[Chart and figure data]
⁂

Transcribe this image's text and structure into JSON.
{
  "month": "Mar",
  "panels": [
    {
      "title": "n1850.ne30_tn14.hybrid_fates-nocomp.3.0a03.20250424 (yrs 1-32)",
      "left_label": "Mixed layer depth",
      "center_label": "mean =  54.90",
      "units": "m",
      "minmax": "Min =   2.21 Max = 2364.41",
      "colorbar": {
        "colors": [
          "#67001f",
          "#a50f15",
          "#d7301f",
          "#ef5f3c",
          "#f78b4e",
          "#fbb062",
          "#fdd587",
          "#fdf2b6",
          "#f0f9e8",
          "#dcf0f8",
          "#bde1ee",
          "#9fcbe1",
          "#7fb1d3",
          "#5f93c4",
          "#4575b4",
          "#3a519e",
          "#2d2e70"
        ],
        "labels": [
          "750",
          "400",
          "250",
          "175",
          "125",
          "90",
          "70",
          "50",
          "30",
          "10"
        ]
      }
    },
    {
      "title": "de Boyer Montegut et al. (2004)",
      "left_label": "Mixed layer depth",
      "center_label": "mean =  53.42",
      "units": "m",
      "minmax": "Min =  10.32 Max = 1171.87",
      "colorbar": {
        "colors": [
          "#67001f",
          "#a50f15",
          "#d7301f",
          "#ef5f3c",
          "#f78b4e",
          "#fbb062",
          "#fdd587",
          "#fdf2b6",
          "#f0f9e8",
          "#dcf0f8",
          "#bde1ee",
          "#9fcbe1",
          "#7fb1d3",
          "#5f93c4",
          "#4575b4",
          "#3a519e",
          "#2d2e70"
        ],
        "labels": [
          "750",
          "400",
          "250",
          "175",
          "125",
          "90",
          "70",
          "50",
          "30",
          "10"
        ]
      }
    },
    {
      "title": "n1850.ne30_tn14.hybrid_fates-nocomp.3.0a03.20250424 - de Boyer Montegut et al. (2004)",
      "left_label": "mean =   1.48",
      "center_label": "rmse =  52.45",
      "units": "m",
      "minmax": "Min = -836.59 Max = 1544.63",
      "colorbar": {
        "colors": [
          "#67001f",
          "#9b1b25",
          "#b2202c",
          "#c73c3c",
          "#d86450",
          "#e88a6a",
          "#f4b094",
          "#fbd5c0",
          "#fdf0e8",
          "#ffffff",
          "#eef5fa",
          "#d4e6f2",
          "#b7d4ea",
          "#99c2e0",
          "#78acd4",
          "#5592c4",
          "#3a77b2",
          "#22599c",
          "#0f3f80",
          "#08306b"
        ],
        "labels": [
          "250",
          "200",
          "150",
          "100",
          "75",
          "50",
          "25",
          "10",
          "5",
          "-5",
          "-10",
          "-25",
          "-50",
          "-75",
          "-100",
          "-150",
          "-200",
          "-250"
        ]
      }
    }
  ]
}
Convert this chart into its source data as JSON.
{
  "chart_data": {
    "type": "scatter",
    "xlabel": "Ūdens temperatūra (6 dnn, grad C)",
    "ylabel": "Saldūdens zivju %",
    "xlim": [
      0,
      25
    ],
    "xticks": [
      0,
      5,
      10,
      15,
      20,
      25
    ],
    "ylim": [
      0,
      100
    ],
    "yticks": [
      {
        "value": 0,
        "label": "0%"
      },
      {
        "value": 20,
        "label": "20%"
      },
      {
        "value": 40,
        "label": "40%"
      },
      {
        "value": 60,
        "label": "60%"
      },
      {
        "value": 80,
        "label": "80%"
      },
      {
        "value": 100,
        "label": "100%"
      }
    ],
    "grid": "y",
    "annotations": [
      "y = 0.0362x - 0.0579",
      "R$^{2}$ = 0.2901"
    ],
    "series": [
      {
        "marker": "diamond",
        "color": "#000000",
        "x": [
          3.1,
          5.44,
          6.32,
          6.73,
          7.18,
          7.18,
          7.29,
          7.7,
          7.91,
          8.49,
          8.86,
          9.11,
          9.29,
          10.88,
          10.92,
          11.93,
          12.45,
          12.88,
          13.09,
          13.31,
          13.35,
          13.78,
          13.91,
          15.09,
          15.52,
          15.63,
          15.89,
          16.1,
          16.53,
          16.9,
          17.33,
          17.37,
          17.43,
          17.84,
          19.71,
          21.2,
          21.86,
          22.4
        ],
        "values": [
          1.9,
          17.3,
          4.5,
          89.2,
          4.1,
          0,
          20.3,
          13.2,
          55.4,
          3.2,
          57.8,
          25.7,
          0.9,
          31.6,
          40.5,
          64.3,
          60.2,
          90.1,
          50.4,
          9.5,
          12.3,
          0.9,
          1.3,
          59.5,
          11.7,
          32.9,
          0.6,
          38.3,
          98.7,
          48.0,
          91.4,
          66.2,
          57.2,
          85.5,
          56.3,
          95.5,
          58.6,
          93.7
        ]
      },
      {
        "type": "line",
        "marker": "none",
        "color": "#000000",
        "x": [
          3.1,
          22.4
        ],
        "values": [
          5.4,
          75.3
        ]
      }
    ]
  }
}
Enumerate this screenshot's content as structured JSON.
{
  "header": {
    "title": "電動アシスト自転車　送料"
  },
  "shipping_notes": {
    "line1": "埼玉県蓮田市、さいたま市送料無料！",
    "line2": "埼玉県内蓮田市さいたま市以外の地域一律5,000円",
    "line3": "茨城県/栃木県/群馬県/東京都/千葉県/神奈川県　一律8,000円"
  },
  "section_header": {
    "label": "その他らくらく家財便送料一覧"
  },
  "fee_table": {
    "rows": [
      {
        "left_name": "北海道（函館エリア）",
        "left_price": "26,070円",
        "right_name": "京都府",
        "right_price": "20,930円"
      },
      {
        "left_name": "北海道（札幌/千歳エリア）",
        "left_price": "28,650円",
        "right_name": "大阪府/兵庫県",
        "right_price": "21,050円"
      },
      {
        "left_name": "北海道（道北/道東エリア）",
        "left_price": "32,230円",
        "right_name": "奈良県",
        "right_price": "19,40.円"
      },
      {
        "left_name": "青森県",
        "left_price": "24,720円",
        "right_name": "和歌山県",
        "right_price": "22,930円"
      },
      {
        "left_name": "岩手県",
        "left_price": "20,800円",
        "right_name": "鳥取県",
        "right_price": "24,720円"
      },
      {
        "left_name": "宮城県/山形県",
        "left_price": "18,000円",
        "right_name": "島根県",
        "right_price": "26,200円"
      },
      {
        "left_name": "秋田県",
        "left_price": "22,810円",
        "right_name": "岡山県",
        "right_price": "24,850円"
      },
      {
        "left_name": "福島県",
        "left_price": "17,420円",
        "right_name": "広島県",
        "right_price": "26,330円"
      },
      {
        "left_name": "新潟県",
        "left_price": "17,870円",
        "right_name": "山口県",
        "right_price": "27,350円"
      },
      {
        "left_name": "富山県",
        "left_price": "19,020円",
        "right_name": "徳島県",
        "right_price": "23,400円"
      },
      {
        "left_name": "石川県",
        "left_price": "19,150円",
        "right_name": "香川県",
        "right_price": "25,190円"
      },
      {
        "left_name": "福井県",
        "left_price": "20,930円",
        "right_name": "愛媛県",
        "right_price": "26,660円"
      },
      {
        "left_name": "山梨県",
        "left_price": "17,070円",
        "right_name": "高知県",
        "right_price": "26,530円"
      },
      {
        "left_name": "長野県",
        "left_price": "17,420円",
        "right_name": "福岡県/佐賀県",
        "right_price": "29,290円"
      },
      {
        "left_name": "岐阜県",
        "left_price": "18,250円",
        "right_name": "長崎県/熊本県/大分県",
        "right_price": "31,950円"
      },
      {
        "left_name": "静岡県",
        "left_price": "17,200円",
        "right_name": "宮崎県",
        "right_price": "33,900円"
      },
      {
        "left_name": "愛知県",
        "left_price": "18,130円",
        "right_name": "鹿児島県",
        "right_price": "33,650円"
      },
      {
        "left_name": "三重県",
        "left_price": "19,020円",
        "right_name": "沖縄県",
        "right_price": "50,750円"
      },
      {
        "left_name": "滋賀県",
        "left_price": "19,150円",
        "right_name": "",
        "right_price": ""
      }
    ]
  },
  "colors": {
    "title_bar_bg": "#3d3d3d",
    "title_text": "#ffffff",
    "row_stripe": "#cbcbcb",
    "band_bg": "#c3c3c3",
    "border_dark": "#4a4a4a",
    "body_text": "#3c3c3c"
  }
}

⁂

Pull out every line holding "minmax" from the records above, and copy it.

      "minmax": "Min =   2.21 Max = 2364.41",
      "minmax": "Min =  10.32 Max = 1171.87",
      "minmax": "Min = -836.59 Max = 1544.63",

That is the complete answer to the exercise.